Output all lines exactly.

▸ **Information shown**:

——

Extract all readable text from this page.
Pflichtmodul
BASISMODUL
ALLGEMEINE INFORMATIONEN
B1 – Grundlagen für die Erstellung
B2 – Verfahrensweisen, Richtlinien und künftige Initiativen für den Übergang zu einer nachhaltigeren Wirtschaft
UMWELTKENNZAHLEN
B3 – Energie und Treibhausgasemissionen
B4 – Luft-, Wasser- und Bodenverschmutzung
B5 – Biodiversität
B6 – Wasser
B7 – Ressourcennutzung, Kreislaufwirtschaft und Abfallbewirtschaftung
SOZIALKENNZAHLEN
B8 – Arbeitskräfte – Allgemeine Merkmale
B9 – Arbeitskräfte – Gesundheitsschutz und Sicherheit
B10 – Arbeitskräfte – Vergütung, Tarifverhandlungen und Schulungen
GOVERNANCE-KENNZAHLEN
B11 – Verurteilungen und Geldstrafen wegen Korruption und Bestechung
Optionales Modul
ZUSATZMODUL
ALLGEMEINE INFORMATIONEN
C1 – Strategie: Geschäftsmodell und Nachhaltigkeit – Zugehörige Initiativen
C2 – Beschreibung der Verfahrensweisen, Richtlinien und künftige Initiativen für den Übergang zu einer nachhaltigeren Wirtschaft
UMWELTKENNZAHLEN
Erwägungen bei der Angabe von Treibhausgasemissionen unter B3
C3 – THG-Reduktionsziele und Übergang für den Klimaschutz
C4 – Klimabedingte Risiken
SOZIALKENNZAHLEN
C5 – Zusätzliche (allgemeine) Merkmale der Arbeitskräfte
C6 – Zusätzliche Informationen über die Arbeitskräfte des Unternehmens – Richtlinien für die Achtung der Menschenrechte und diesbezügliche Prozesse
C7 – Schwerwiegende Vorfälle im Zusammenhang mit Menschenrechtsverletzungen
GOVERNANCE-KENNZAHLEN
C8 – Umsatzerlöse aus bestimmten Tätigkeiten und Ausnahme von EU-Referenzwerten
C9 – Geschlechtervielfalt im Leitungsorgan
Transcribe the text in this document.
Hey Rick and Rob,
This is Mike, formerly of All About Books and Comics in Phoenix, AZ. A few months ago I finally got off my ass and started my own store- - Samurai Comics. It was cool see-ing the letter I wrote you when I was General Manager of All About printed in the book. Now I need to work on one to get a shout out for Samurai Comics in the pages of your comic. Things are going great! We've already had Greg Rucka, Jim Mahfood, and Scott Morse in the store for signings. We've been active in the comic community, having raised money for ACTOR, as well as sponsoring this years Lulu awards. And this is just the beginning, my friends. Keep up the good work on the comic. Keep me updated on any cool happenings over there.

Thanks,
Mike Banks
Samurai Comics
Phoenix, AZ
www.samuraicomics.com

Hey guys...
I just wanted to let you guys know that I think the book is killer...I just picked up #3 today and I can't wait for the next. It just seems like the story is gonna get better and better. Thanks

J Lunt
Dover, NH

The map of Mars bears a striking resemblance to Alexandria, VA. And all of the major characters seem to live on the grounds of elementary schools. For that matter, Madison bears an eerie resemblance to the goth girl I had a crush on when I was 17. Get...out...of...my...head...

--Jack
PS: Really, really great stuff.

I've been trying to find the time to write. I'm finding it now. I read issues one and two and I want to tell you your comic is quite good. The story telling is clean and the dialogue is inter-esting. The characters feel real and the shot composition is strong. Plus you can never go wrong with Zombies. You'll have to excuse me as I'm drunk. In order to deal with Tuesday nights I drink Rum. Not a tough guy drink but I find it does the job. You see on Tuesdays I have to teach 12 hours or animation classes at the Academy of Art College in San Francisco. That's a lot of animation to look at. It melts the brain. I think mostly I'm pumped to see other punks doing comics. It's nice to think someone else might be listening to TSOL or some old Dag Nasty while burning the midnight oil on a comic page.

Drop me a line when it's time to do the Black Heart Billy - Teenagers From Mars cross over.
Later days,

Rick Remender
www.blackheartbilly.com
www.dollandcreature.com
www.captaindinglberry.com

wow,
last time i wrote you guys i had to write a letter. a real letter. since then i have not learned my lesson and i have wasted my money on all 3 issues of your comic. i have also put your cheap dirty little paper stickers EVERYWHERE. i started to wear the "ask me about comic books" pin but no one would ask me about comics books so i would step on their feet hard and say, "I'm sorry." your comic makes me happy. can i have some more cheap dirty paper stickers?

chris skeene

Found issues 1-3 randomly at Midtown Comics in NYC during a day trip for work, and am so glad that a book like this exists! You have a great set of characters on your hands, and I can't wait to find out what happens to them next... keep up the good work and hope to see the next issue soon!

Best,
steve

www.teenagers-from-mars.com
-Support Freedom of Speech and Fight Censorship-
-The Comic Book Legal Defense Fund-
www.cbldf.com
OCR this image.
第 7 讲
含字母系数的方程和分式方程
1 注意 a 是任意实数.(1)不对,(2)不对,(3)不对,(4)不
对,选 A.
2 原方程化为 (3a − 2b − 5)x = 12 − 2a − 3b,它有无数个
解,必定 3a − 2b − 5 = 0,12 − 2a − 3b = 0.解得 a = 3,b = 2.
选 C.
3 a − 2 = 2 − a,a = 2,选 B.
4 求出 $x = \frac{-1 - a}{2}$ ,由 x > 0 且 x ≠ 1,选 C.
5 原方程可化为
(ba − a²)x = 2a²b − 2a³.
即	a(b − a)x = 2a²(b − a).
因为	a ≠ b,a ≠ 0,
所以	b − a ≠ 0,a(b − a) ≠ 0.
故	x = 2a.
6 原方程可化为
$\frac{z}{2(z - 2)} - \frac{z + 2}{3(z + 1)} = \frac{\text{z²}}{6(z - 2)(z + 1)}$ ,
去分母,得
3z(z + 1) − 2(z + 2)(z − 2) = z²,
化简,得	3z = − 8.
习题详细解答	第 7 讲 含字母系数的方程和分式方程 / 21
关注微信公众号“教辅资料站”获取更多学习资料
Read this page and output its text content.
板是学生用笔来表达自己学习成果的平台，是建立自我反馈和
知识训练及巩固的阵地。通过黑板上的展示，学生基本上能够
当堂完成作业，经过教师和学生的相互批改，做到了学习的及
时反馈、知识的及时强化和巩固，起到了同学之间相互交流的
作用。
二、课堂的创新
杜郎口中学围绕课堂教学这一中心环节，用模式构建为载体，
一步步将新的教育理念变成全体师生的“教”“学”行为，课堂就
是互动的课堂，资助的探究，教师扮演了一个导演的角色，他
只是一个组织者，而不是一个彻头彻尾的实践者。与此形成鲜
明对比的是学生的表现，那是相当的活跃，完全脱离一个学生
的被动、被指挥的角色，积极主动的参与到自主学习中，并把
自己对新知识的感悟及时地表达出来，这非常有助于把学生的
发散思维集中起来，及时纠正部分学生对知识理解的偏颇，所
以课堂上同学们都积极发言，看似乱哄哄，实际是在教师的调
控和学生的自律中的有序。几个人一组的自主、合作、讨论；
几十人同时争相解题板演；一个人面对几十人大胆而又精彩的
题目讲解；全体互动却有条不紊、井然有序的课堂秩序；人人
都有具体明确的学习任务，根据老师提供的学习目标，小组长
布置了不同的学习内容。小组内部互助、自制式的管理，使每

——

▸ **Exercise solution**:
Extract all readable text from this page.
Pflichtmodul
BASISMODUL
ALLGEMEINE INFORMATIONEN
B1 – Grundlagen für die Erstellung
B2 – Verfahrensweisen, Richtlinien und künftige Initiativen für den Übergang zu einer nachhaltigeren Wirtschaft
UMWELTKENNZAHLEN
B3 – Energie und Treibhausgasemissionen
B4 – Luft-, Wasser- und Bodenverschmutzung
B5 – Biodiversität
B6 – Wasser
B7 – Ressourcennutzung, Kreislaufwirtschaft und Abfallbewirtschaftung
SOZIALKENNZAHLEN
B8 – Arbeitskräfte – Allgemeine Merkmale
B9 – Arbeitskräfte – Gesundheitsschutz und Sicherheit
B10 – Arbeitskräfte – Vergütung, Tarifverhandlungen und Schulungen
GOVERNANCE-KENNZAHLEN
B11 – Verurteilungen und Geldstrafen wegen Korruption und Bestechung
Optionales Modul
ZUSATZMODUL
ALLGEMEINE INFORMATIONEN
C1 – Strategie: Geschäftsmodell und Nachhaltigkeit – Zugehörige Initiativen
C2 – Beschreibung der Verfahrensweisen, Richtlinien und künftige Initiativen für den Übergang zu einer nachhaltigeren Wirtschaft
UMWELTKENNZAHLEN
Erwägungen bei der Angabe von Treibhausgasemissionen unter B3
C3 – THG-Reduktionsziele und Übergang für den Klimaschutz
C4 – Klimabedingte Risiken
SOZIALKENNZAHLEN
C5 – Zusätzliche (allgemeine) Merkmale der Arbeitskräfte
C6 – Zusätzliche Informationen über die Arbeitskräfte des Unternehmens – Richtlinien für die Achtung der Menschenrechte und diesbezügliche Prozesse
C7 – Schwerwiegende Vorfälle im Zusammenhang mit Menschenrechtsverletzungen
GOVERNANCE-KENNZAHLEN
C8 – Umsatzerlöse aus bestimmten Tätigkeiten und Ausnahme von EU-Referenzwerten
C9 – Geschlechtervielfalt im Leitungsorgan
Transcribe the text in this document.
Hey Rick and Rob,
This is Mike, formerly of All About Books and Comics in Phoenix, AZ. A few months ago I finally got off my ass and started my own store- - Samurai Comics. It was cool see-ing the letter I wrote you when I was General Manager of All About printed in the book. Now I need to work on one to get a shout out for Samurai Comics in the pages of your comic. Things are going great! We've already had Greg Rucka, Jim Mahfood, and Scott Morse in the store for signings. We've been active in the comic community, having raised money for ACTOR, as well as sponsoring this years Lulu awards. And this is just the beginning, my friends. Keep up the good work on the comic. Keep me updated on any cool happenings over there.

Thanks,
Mike Banks
Samurai Comics
Phoenix, AZ
www.samuraicomics.com

Hey guys...
I just wanted to let you guys know that I think the book is killer...I just picked up #3 today and I can't wait for the next. It just seems like the story is gonna get better and better. Thanks

J Lunt
Dover, NH

The map of Mars bears a striking resemblance to Alexandria, VA. And all of the major characters seem to live on the grounds of elementary schools. For that matter, Madison bears an eerie resemblance to the goth girl I had a crush on when I was 17. Get...out...of...my...head...

--Jack
PS: Really, really great stuff.

I've been trying to find the time to write. I'm finding it now. I read issues one and two and I want to tell you your comic is quite good. The story telling is clean and the dialogue is inter-esting. The characters feel real and the shot composition is strong. Plus you can never go wrong with Zombies. You'll have to excuse me as I'm drunk. In order to deal with Tuesday nights I drink Rum. Not a tough guy drink but I find it does the job. You see on Tuesdays I have to teach 12 hours or animation classes at the Academy of Art College in San Francisco. That's a lot of animation to look at. It melts the brain. I think mostly I'm pumped to see other punks doing comics. It's nice to think someone else might be listening to TSOL or some old Dag Nasty while burning the midnight oil on a comic page.

Drop me a line when it's time to do the Black Heart Billy - Teenagers From Mars cross over.
Later days,

Rick Remender
www.blackheartbilly.com
www.dollandcreature.com
www.captaindinglberry.com

wow,
last time i wrote you guys i had to write a letter. a real letter. since then i have not learned my lesson and i have wasted my money on all 3 issues of your comic. i have also put your cheap dirty little paper stickers EVERYWHERE. i started to wear the "ask me about comic books" pin but no one would ask me about comics books so i would step on their feet hard and say, "I'm sorry." your comic makes me happy. can i have some more cheap dirty paper stickers?

chris skeene

Found issues 1-3 randomly at Midtown Comics in NYC during a day trip for work, and am so glad that a book like this exists! You have a great set of characters on your hands, and I can't wait to find out what happens to them next... keep up the good work and hope to see the next issue soon!

Best,
steve

www.teenagers-from-mars.com
-Support Freedom of Speech and Fight Censorship-
-The Comic Book Legal Defense Fund-
www.cbldf.com
OCR this image.
第 7 讲
含字母系数的方程和分式方程
1 注意 a 是任意实数.(1)不对,(2)不对,(3)不对,(4)不
对,选 A.
2 原方程化为 (3a − 2b − 5)x = 12 − 2a − 3b,它有无数个
解,必定 3a − 2b − 5 = 0,12 − 2a − 3b = 0.解得 a = 3,b = 2.
选 C.
3 a − 2 = 2 − a,a = 2,选 B.
4 求出 $x = \frac{-1 - a}{2}$ ,由 x > 0 且 x ≠ 1,选 C.
5 原方程可化为
(ba − a²)x = 2a²b − 2a³.
即	a(b − a)x = 2a²(b − a).
因为	a ≠ b,a ≠ 0,
所以	b − a ≠ 0,a(b − a) ≠ 0.
故	x = 2a.
6 原方程可化为
$\frac{z}{2(z - 2)} - \frac{z + 2}{3(z + 1)} = \frac{\text{z²}}{6(z - 2)(z + 1)}$ ,
去分母,得
3z(z + 1) − 2(z + 2)(z − 2) = z²,
化简,得	3z = − 8.
习题详细解答	第 7 讲 含字母系数的方程和分式方程 / 21
关注微信公众号“教辅资料站”获取更多学习资料
Read this page and output its text content.
板是学生用笔来表达自己学习成果的平台，是建立自我反馈和
知识训练及巩固的阵地。通过黑板上的展示，学生基本上能够
当堂完成作业，经过教师和学生的相互批改，做到了学习的及
时反馈、知识的及时强化和巩固，起到了同学之间相互交流的
作用。
二、课堂的创新
杜郎口中学围绕课堂教学这一中心环节，用模式构建为载体，
一步步将新的教育理念变成全体师生的“教”“学”行为，课堂就
是互动的课堂，资助的探究，教师扮演了一个导演的角色，他
只是一个组织者，而不是一个彻头彻尾的实践者。与此形成鲜
明对比的是学生的表现，那是相当的活跃，完全脱离一个学生
的被动、被指挥的角色，积极主动的参与到自主学习中，并把
自己对新知识的感悟及时地表达出来，这非常有助于把学生的
发散思维集中起来，及时纠正部分学生对知识理解的偏颇，所
以课堂上同学们都积极发言，看似乱哄哄，实际是在教师的调
控和学生的自律中的有序。几个人一组的自主、合作、讨论；
几十人同时争相解题板演；一个人面对几十人大胆而又精彩的
题目讲解；全体互动却有条不紊、井然有序的课堂秩序；人人
都有具体明确的学习任务，根据老师提供的学习目标，小组长
布置了不同的学习内容。小组内部互助、自制式的管理，使每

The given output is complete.